## What the task asks
Go through the entries below and copy each line containing the word "JSON".

## Data excerpts

——————

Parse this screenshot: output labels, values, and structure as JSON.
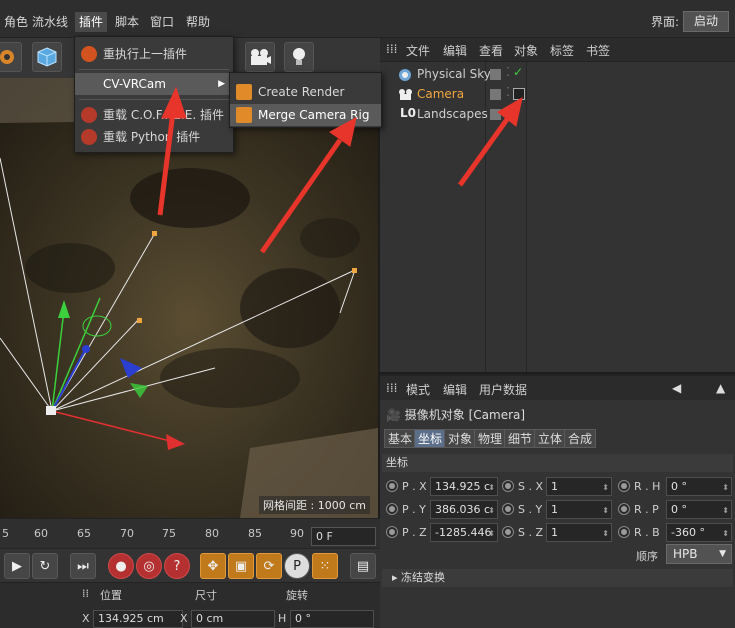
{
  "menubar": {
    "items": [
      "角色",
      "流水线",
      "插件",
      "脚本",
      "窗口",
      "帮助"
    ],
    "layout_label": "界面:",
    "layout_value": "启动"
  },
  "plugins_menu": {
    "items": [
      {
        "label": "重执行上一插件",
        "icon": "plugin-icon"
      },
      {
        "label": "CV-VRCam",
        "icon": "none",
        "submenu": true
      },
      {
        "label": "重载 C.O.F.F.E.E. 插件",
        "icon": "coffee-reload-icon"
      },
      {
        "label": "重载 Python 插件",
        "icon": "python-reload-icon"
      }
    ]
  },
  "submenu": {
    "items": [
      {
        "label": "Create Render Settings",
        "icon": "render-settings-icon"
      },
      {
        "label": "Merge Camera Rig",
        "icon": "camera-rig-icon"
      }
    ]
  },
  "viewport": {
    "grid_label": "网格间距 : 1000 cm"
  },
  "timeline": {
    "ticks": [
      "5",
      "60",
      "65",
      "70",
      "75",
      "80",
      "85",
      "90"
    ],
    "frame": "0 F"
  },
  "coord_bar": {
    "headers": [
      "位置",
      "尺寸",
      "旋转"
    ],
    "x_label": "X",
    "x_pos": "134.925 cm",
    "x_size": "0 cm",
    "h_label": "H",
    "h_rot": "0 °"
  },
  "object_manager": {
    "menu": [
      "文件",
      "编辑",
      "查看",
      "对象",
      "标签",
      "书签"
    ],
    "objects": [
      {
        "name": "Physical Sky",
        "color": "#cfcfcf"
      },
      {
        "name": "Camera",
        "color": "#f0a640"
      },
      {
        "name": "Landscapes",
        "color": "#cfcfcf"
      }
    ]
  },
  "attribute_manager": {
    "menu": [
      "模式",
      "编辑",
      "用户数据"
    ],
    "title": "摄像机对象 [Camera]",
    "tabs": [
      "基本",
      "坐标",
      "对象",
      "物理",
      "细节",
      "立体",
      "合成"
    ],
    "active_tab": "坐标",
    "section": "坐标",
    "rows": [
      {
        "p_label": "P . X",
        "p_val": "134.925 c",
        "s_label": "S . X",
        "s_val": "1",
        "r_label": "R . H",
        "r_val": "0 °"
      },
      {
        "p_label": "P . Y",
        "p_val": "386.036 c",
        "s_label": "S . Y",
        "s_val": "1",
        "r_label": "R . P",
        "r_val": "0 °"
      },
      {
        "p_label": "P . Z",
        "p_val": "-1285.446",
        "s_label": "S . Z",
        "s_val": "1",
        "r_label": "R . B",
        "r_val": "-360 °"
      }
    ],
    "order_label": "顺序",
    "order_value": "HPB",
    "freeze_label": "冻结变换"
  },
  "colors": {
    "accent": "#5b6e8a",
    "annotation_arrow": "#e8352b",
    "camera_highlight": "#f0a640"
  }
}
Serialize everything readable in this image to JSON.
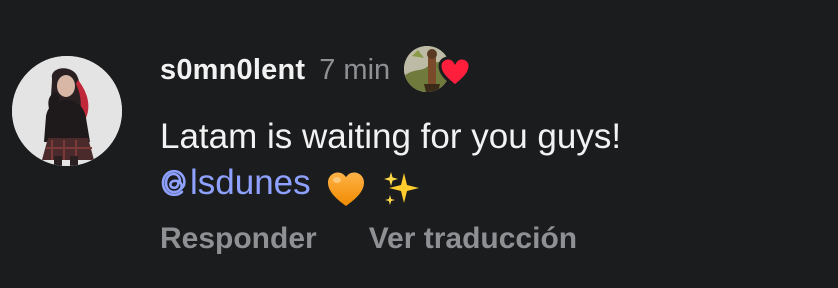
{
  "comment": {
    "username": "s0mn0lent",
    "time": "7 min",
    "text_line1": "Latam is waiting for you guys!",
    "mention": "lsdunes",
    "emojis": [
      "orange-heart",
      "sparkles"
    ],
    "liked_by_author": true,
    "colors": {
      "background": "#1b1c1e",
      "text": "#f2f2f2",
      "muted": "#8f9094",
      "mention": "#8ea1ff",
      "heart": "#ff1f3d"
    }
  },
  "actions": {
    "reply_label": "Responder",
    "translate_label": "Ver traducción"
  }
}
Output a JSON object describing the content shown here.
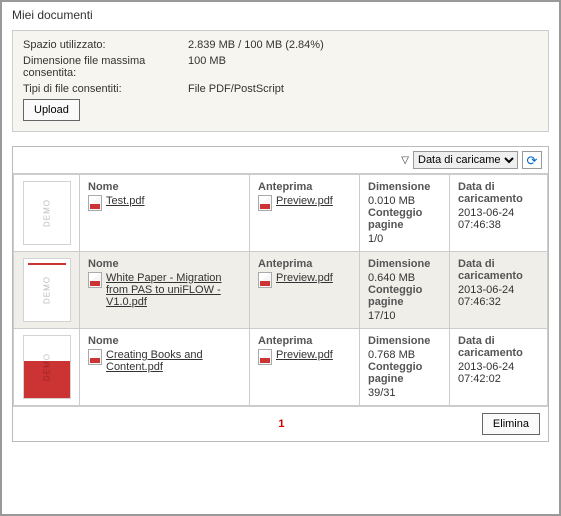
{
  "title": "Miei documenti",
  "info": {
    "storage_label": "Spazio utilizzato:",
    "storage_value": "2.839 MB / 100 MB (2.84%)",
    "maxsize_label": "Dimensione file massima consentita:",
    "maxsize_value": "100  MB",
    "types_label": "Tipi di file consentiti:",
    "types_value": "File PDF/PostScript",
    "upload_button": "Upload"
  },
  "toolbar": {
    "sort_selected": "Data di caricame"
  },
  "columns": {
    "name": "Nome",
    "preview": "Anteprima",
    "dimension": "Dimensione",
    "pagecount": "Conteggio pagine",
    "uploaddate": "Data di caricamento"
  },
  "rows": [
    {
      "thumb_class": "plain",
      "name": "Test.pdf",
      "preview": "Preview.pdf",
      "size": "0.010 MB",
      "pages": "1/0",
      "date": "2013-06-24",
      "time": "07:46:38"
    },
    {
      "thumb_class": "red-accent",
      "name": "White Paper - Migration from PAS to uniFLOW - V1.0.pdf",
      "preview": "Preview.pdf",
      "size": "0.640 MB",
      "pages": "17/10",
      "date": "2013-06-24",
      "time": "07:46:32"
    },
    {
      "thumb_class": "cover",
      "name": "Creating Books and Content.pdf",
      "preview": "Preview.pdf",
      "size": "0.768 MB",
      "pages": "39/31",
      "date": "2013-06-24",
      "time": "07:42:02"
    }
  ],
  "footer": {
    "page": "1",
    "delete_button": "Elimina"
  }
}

——————

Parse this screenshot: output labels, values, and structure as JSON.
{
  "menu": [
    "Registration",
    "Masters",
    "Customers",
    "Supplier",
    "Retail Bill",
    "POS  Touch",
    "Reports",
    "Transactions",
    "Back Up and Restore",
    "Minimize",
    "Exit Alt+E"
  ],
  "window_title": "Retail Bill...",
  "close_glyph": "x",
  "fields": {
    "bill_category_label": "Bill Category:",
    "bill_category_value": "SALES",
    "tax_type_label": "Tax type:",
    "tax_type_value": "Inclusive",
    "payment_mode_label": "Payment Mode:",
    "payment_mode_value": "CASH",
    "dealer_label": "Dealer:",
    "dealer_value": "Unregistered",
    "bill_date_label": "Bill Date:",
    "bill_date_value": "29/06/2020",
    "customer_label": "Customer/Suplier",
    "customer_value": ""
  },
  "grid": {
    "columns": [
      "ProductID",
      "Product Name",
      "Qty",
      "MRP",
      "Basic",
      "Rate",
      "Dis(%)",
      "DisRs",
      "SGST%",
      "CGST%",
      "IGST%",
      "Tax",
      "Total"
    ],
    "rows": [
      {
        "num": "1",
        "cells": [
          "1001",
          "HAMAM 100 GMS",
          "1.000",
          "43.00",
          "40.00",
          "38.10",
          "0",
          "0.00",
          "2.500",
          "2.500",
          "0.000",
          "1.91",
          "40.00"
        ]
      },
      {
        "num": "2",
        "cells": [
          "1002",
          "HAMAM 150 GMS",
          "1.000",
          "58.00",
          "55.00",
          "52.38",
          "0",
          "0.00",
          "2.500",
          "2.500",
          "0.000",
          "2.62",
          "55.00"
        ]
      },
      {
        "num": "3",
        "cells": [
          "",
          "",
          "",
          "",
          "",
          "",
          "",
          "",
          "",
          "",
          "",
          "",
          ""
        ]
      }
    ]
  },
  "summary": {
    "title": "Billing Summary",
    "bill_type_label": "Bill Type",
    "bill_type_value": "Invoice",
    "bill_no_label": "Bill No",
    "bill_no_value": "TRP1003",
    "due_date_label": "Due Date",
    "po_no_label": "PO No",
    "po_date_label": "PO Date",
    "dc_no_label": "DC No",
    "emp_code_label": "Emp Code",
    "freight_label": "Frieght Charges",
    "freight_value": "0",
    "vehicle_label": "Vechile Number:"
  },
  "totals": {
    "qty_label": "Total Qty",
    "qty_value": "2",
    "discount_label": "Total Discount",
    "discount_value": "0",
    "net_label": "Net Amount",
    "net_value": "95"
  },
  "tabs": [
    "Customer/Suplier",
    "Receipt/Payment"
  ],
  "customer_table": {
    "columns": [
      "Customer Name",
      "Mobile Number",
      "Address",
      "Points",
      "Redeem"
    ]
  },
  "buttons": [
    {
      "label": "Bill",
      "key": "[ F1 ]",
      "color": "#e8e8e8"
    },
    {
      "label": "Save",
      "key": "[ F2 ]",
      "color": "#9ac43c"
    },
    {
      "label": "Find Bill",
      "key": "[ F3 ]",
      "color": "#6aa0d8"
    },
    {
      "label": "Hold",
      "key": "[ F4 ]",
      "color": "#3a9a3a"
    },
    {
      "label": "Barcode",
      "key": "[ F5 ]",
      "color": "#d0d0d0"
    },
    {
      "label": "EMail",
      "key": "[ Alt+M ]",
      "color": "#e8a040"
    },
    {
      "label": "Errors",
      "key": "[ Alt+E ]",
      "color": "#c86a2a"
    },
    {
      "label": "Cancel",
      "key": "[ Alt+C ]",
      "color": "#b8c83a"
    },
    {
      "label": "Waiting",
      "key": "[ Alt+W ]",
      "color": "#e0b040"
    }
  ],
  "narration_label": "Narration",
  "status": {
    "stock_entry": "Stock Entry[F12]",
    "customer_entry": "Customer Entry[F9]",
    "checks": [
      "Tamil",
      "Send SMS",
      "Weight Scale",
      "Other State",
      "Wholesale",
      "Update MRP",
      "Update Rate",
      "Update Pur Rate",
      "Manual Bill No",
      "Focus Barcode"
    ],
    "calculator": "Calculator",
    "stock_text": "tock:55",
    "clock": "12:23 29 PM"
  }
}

——————

## Answer to this task
Parse this screenshot: output labels, values, and structure as JSON.
Serialize everything readable in this image to JSON.
Output a JSON object describing the content shown here.
Parse this screenshot: output labels, values, and structure as JSON.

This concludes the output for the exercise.